Stored data entries:
#####
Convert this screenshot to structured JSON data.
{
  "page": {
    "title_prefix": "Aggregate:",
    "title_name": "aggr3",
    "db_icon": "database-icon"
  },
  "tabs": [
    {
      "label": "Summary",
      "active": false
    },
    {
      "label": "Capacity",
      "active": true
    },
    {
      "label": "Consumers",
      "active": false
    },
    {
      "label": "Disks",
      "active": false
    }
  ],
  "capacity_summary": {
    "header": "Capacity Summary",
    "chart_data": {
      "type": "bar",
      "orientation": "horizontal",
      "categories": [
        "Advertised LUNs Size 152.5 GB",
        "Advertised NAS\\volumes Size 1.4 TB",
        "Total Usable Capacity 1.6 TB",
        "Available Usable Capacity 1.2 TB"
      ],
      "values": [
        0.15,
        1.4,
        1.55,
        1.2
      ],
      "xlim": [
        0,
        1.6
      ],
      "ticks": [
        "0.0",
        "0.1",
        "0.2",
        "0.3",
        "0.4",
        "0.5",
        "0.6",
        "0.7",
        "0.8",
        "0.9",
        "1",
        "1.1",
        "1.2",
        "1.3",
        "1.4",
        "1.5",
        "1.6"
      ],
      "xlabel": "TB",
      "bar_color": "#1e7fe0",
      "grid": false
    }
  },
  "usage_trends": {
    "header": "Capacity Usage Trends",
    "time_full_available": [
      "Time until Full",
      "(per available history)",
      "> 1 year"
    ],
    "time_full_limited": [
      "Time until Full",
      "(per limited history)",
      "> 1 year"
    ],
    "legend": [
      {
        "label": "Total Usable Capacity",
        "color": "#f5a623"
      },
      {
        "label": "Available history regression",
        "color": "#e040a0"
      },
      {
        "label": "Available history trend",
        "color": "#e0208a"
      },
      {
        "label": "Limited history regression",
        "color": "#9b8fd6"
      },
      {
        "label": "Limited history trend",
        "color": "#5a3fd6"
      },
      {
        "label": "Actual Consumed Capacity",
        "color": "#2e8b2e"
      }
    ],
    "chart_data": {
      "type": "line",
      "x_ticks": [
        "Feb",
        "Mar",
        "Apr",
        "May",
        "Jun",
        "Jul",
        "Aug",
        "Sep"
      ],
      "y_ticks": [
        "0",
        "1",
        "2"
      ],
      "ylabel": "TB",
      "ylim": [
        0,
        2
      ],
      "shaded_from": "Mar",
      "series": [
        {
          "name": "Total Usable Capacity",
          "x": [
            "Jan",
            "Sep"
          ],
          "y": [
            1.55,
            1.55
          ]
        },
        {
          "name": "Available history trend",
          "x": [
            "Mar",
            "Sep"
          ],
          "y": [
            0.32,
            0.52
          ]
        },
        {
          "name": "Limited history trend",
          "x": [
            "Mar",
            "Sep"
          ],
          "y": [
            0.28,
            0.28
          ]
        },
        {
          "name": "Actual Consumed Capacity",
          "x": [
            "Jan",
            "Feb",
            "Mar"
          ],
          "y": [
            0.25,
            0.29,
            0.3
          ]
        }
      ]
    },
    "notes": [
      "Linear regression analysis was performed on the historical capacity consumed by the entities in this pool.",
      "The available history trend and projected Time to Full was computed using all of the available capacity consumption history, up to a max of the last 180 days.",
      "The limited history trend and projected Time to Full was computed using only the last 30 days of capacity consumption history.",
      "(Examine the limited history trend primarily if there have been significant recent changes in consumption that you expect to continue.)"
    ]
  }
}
#####
_Given instruction:_
Filter lines by "consumption" and return each hit.

_Worked answer:_
      "The available history trend and projected Time to Full was computed using all of the available capacity consumption history, up to a max of the last 180 days.",
      "The limited history trend and projected Time to Full was computed using only the last 30 days of capacity consumption history.",
      "(Examine the limited history trend primarily if there have been significant recent changes in consumption that you expect to continue.)"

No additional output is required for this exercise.